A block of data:
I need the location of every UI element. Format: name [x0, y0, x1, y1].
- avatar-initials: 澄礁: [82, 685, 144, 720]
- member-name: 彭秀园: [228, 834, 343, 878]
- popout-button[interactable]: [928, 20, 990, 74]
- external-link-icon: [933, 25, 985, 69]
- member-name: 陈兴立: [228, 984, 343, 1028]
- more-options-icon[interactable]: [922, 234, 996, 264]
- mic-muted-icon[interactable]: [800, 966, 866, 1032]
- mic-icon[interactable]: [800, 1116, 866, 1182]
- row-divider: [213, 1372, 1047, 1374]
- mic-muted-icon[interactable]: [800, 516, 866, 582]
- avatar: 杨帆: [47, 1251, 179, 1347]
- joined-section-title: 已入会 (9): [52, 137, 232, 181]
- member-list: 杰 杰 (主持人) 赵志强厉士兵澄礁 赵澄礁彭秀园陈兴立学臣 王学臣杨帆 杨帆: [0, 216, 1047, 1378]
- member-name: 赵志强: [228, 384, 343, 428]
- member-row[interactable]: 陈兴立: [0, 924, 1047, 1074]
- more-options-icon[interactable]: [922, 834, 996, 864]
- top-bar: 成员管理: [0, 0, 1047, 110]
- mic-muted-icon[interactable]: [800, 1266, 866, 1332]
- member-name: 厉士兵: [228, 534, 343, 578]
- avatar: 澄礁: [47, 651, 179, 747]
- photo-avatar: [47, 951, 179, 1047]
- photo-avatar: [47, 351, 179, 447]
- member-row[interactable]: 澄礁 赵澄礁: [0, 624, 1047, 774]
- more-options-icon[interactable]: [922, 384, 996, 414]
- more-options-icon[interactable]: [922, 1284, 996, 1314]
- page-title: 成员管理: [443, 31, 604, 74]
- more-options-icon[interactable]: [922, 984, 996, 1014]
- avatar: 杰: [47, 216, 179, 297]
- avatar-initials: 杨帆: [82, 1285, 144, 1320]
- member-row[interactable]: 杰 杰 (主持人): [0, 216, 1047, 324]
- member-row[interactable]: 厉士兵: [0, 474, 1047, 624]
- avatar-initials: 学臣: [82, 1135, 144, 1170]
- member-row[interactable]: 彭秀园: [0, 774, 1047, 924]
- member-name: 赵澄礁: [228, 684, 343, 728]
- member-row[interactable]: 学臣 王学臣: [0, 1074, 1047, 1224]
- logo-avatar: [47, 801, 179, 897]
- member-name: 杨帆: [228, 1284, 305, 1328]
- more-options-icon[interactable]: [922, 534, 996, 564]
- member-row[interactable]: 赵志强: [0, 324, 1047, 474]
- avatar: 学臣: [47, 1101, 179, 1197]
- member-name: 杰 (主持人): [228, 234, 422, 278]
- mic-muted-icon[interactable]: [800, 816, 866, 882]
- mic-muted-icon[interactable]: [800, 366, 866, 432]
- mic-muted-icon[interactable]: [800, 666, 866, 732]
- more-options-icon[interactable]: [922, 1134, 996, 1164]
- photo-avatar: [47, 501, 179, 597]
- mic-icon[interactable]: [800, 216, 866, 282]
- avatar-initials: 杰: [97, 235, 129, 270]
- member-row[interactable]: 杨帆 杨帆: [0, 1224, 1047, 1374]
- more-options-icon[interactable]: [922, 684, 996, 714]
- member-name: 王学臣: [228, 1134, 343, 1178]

◆ **What needs to be done**: Copy out every line in the rows above without changing anything.

◆ **Exercise response**:
I need the location of every UI element. Format: name [x0, y0, x1, y1].
- avatar-initials: 澄礁: [82, 685, 144, 720]
- member-name: 彭秀园: [228, 834, 343, 878]
- popout-button[interactable]: [928, 20, 990, 74]
- external-link-icon: [933, 25, 985, 69]
- member-name: 陈兴立: [228, 984, 343, 1028]
- more-options-icon[interactable]: [922, 234, 996, 264]
- mic-muted-icon[interactable]: [800, 966, 866, 1032]
- mic-icon[interactable]: [800, 1116, 866, 1182]
- row-divider: [213, 1372, 1047, 1374]
- mic-muted-icon[interactable]: [800, 516, 866, 582]
- avatar: 杨帆: [47, 1251, 179, 1347]
- joined-section-title: 已入会 (9): [52, 137, 232, 181]
- member-list: 杰 杰 (主持人) 赵志强厉士兵澄礁 赵澄礁彭秀园陈兴立学臣 王学臣杨帆 杨帆: [0, 216, 1047, 1378]
- member-name: 赵志强: [228, 384, 343, 428]
- member-row[interactable]: 陈兴立: [0, 924, 1047, 1074]
- more-options-icon[interactable]: [922, 834, 996, 864]
- top-bar: 成员管理: [0, 0, 1047, 110]
- mic-muted-icon[interactable]: [800, 1266, 866, 1332]
- member-name: 厉士兵: [228, 534, 343, 578]
- avatar: 澄礁: [47, 651, 179, 747]
- photo-avatar: [47, 951, 179, 1047]
- photo-avatar: [47, 351, 179, 447]
- member-row[interactable]: 澄礁 赵澄礁: [0, 624, 1047, 774]
- more-options-icon[interactable]: [922, 384, 996, 414]
- more-options-icon[interactable]: [922, 1284, 996, 1314]
- page-title: 成员管理: [443, 31, 604, 74]
- more-options-icon[interactable]: [922, 984, 996, 1014]
- avatar: 杰: [47, 216, 179, 297]
- avatar-initials: 杨帆: [82, 1285, 144, 1320]
- member-row[interactable]: 杰 杰 (主持人): [0, 216, 1047, 324]
- member-row[interactable]: 厉士兵: [0, 474, 1047, 624]
- avatar-initials: 学臣: [82, 1135, 144, 1170]
- member-row[interactable]: 彭秀园: [0, 774, 1047, 924]
- member-name: 赵澄礁: [228, 684, 343, 728]
- member-row[interactable]: 学臣 王学臣: [0, 1074, 1047, 1224]
- logo-avatar: [47, 801, 179, 897]
- member-name: 杨帆: [228, 1284, 305, 1328]
- more-options-icon[interactable]: [922, 534, 996, 564]
- member-row[interactable]: 赵志强: [0, 324, 1047, 474]
- avatar: 学臣: [47, 1101, 179, 1197]
- member-name: 杰 (主持人): [228, 234, 422, 278]
- mic-muted-icon[interactable]: [800, 816, 866, 882]
- mic-muted-icon[interactable]: [800, 366, 866, 432]
- mic-muted-icon[interactable]: [800, 666, 866, 732]
- more-options-icon[interactable]: [922, 1134, 996, 1164]
- photo-avatar: [47, 501, 179, 597]
- mic-icon[interactable]: [800, 216, 866, 282]
- avatar-initials: 杰: [97, 235, 129, 270]
- member-row[interactable]: 杨帆 杨帆: [0, 1224, 1047, 1374]
- more-options-icon[interactable]: [922, 684, 996, 714]
- member-name: 王学臣: [228, 1134, 343, 1178]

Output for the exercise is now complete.